_To be done_
Copy out, from the entries below, each line holding the string "name".
------ Dataset rows
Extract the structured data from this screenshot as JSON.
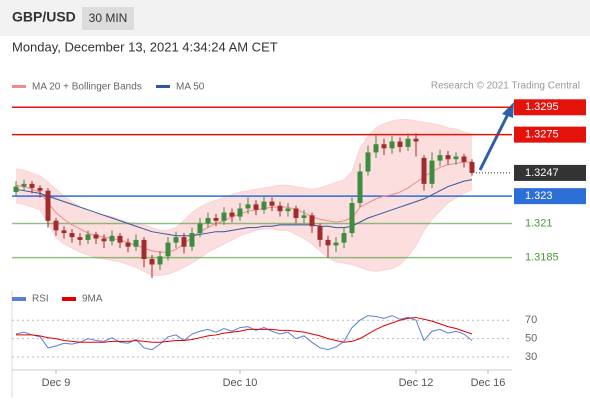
{
  "header": {
    "symbol": "GBP/USD",
    "timeframe": "30 MIN",
    "timestamp": "Monday, December 13, 2021 4:34:24 AM CET",
    "credit": "Research © 2021 Trading Central"
  },
  "chart_data": [
    {
      "type": "candlestick",
      "categories": [
        null,
        null,
        null,
        null,
        null,
        "Dec 9",
        null,
        null,
        null,
        null,
        null,
        null,
        null,
        null,
        null,
        null,
        null,
        null,
        null,
        null,
        null,
        null,
        null,
        null,
        null,
        null,
        null,
        null,
        "Dec 10",
        null,
        null,
        null,
        null,
        null,
        null,
        null,
        null,
        null,
        null,
        null,
        null,
        null,
        null,
        null,
        null,
        null,
        null,
        null,
        null,
        null,
        "Dec 12",
        null,
        null,
        null,
        null,
        null,
        null,
        null,
        null,
        "Dec 16"
      ],
      "open": [
        1.3233,
        1.3237,
        1.3239,
        1.3236,
        1.3234,
        1.3212,
        1.3205,
        1.3203,
        1.32,
        1.3198,
        1.3202,
        1.3199,
        1.3197,
        1.3201,
        1.3196,
        1.3193,
        1.3198,
        1.3184,
        1.318,
        1.3186,
        1.3196,
        1.32,
        1.3193,
        1.3203,
        1.321,
        1.3214,
        1.3212,
        1.3218,
        1.3215,
        1.3221,
        1.3224,
        1.322,
        1.3226,
        1.3223,
        1.3219,
        1.3221,
        1.3214,
        1.3216,
        1.3208,
        1.3198,
        1.3194,
        1.3196,
        1.3203,
        1.3225,
        1.3248,
        1.3262,
        1.3268,
        1.3265,
        1.327,
        1.3266,
        1.3272,
        1.3258,
        1.3239,
        1.3256,
        1.326,
        1.3257,
        1.3259,
        1.3255,
        null,
        null
      ],
      "high": [
        1.3241,
        1.3242,
        1.3241,
        1.3238,
        1.3236,
        1.3214,
        1.3208,
        1.3206,
        1.3203,
        1.3205,
        1.3204,
        1.3202,
        1.3205,
        1.3203,
        1.3199,
        1.3202,
        1.32,
        1.3187,
        1.319,
        1.32,
        1.3204,
        1.3203,
        1.3207,
        1.3214,
        1.3218,
        1.3217,
        1.3222,
        1.3221,
        1.3225,
        1.3229,
        1.3227,
        1.323,
        1.3229,
        1.3226,
        1.3225,
        1.3223,
        1.322,
        1.3218,
        1.321,
        1.3201,
        1.32,
        1.3207,
        1.3229,
        1.3254,
        1.3267,
        1.3275,
        1.3272,
        1.3274,
        1.3273,
        1.3276,
        1.3276,
        1.326,
        1.3262,
        1.3264,
        1.3263,
        1.3262,
        1.3261,
        1.3257,
        null,
        null
      ],
      "low": [
        1.323,
        1.3234,
        1.3232,
        1.3229,
        1.3207,
        1.3201,
        1.3199,
        1.3196,
        1.3194,
        1.3195,
        1.3195,
        1.3192,
        1.3194,
        1.3192,
        1.3189,
        1.319,
        1.3178,
        1.317,
        1.3176,
        1.3183,
        1.3192,
        1.3188,
        1.319,
        1.32,
        1.3207,
        1.3208,
        1.3209,
        1.3211,
        1.3212,
        1.3217,
        1.3216,
        1.3217,
        1.3219,
        1.3215,
        1.3215,
        1.321,
        1.321,
        1.3203,
        1.3193,
        1.3185,
        1.3189,
        1.3192,
        1.32,
        1.3222,
        1.3245,
        1.3258,
        1.326,
        1.3261,
        1.3262,
        1.3263,
        1.3259,
        1.3234,
        1.3236,
        1.3252,
        1.3253,
        1.3253,
        1.3251,
        1.3245,
        null,
        null
      ],
      "close": [
        1.3237,
        1.3239,
        1.3236,
        1.3234,
        1.3212,
        1.3205,
        1.3203,
        1.32,
        1.3198,
        1.3202,
        1.3199,
        1.3197,
        1.3201,
        1.3196,
        1.3193,
        1.3198,
        1.3184,
        1.318,
        1.3186,
        1.3196,
        1.32,
        1.3193,
        1.3203,
        1.321,
        1.3214,
        1.3212,
        1.3218,
        1.3215,
        1.3221,
        1.3224,
        1.322,
        1.3226,
        1.3223,
        1.3219,
        1.3221,
        1.3214,
        1.3216,
        1.3208,
        1.3198,
        1.3194,
        1.3196,
        1.3203,
        1.3225,
        1.3248,
        1.3262,
        1.3268,
        1.3265,
        1.327,
        1.3266,
        1.3272,
        1.327,
        1.3239,
        1.3256,
        1.326,
        1.3257,
        1.3259,
        1.3255,
        1.3247,
        null,
        null
      ],
      "up_color": "#3d8c40",
      "down_color": "#a02c2c",
      "series": [
        {
          "name": "MA 20 + Bollinger Bands",
          "color": "#f08a8a",
          "band_color": "#fbd3d3",
          "values": [
            1.3238,
            1.3237,
            1.3235,
            1.3233,
            1.3225,
            1.3218,
            1.3213,
            1.3209,
            1.3206,
            1.3203,
            1.3201,
            1.32,
            1.3199,
            1.3198,
            1.3196,
            1.3194,
            1.3192,
            1.319,
            1.3189,
            1.3189,
            1.3191,
            1.3195,
            1.32,
            1.3204,
            1.3207,
            1.321,
            1.3212,
            1.3215,
            1.3217,
            1.3219,
            1.322,
            1.3221,
            1.3222,
            1.3222,
            1.3222,
            1.322,
            1.3218,
            1.3215,
            1.3213,
            1.3212,
            1.3211,
            1.3212,
            1.3214,
            1.3222,
            1.3225,
            1.3228,
            1.323,
            1.3231,
            1.3233,
            1.3236,
            1.324,
            1.3244,
            1.3248,
            1.3251,
            1.3253,
            1.3254,
            1.3255,
            1.3255,
            null,
            null
          ],
          "upper": [
            1.325,
            1.3249,
            1.3247,
            1.3245,
            1.324,
            1.3235,
            1.323,
            1.3226,
            1.3222,
            1.3219,
            1.3217,
            1.3216,
            1.3215,
            1.3213,
            1.3211,
            1.321,
            1.3209,
            1.3207,
            1.3205,
            1.3205,
            1.3207,
            1.3212,
            1.3218,
            1.3222,
            1.3225,
            1.3227,
            1.3229,
            1.3231,
            1.3233,
            1.3234,
            1.3235,
            1.3236,
            1.3237,
            1.3238,
            1.3238,
            1.3237,
            1.3236,
            1.3235,
            1.3236,
            1.3238,
            1.324,
            1.3242,
            1.3248,
            1.3265,
            1.3274,
            1.328,
            1.3283,
            1.3285,
            1.3286,
            1.3286,
            1.3285,
            1.3284,
            1.3283,
            1.3282,
            1.328,
            1.3279,
            1.3277,
            1.3275,
            null,
            null
          ],
          "lower": [
            1.3225,
            1.3224,
            1.3222,
            1.322,
            1.321,
            1.32,
            1.3195,
            1.3192,
            1.3189,
            1.3187,
            1.3185,
            1.3184,
            1.3183,
            1.3182,
            1.318,
            1.3178,
            1.3175,
            1.3172,
            1.3172,
            1.3173,
            1.3175,
            1.3178,
            1.3181,
            1.3185,
            1.3189,
            1.3192,
            1.3195,
            1.3198,
            1.3201,
            1.3203,
            1.3205,
            1.3206,
            1.3206,
            1.3205,
            1.3205,
            1.3202,
            1.3199,
            1.3195,
            1.319,
            1.3185,
            1.3182,
            1.3181,
            1.318,
            1.3178,
            1.3176,
            1.3175,
            1.3176,
            1.3177,
            1.318,
            1.3186,
            1.3194,
            1.3205,
            1.3213,
            1.3219,
            1.3225,
            1.3229,
            1.3232,
            1.3235,
            null,
            null
          ]
        },
        {
          "name": "MA 50",
          "color": "#2d5a9e",
          "values": [
            1.3235,
            1.3234,
            1.3233,
            1.3232,
            1.323,
            1.3228,
            1.3226,
            1.3224,
            1.3222,
            1.322,
            1.3218,
            1.3216,
            1.3214,
            1.3212,
            1.321,
            1.3208,
            1.3206,
            1.3204,
            1.3203,
            1.3202,
            1.3201,
            1.3201,
            1.3201,
            1.3202,
            1.3203,
            1.3204,
            1.3204,
            1.3205,
            1.3206,
            1.3207,
            1.3207,
            1.3208,
            1.3208,
            1.3209,
            1.3209,
            1.3209,
            1.3209,
            1.3209,
            1.3208,
            1.3208,
            1.3207,
            1.3207,
            1.3208,
            1.3211,
            1.3214,
            1.3216,
            1.3218,
            1.322,
            1.3222,
            1.3224,
            1.3226,
            1.3228,
            1.3231,
            1.3234,
            1.3237,
            1.3239,
            1.3241,
            1.3242,
            null,
            null
          ]
        }
      ],
      "levels": [
        {
          "value": 1.3295,
          "color": "#e3120b",
          "line": "solid",
          "box": true
        },
        {
          "value": 1.3275,
          "color": "#e3120b",
          "line": "solid",
          "box": true
        },
        {
          "value": 1.3247,
          "color": "#333333",
          "line": "dotted",
          "box": true
        },
        {
          "value": 1.323,
          "color": "#2c6fd6",
          "line": "solid",
          "box": true
        },
        {
          "value": 1.321,
          "color": "#4a9a3a",
          "line": "solid",
          "box": false
        },
        {
          "value": 1.3185,
          "color": "#4a9a3a",
          "line": "solid",
          "box": false
        }
      ],
      "ylim": [
        1.3165,
        1.3304
      ]
    },
    {
      "type": "line",
      "series": [
        {
          "name": "RSI",
          "color": "#5b7fd6",
          "values": [
            55,
            57,
            54,
            52,
            40,
            42,
            45,
            44,
            46,
            50,
            48,
            47,
            51,
            46,
            45,
            49,
            40,
            38,
            44,
            52,
            54,
            48,
            55,
            58,
            60,
            57,
            61,
            58,
            62,
            63,
            59,
            62,
            58,
            55,
            57,
            50,
            53,
            46,
            40,
            38,
            41,
            47,
            62,
            70,
            75,
            74,
            72,
            75,
            71,
            73,
            70,
            48,
            58,
            60,
            56,
            58,
            55,
            48,
            null,
            null
          ]
        },
        {
          "name": "9MA",
          "color": "#e00000",
          "values": [
            54,
            54,
            54,
            53,
            51,
            50,
            48,
            47,
            46,
            46,
            46,
            46,
            47,
            47,
            47,
            48,
            47,
            46,
            46,
            47,
            48,
            48,
            49,
            51,
            53,
            54,
            56,
            57,
            58,
            60,
            60,
            60,
            60,
            59,
            59,
            58,
            57,
            55,
            53,
            50,
            48,
            46,
            47,
            50,
            55,
            60,
            64,
            67,
            70,
            72,
            73,
            71,
            69,
            66,
            63,
            61,
            58,
            55,
            null,
            null
          ]
        }
      ],
      "ylim": [
        17,
        80
      ],
      "yticks": [
        30,
        50,
        70
      ],
      "grid": true
    }
  ]
}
------------
_Solution to the problem_
          "name": "MA 20 + Bollinger Bands",
          "name": "MA 50",
          "name": "RSI",
          "name": "9MA",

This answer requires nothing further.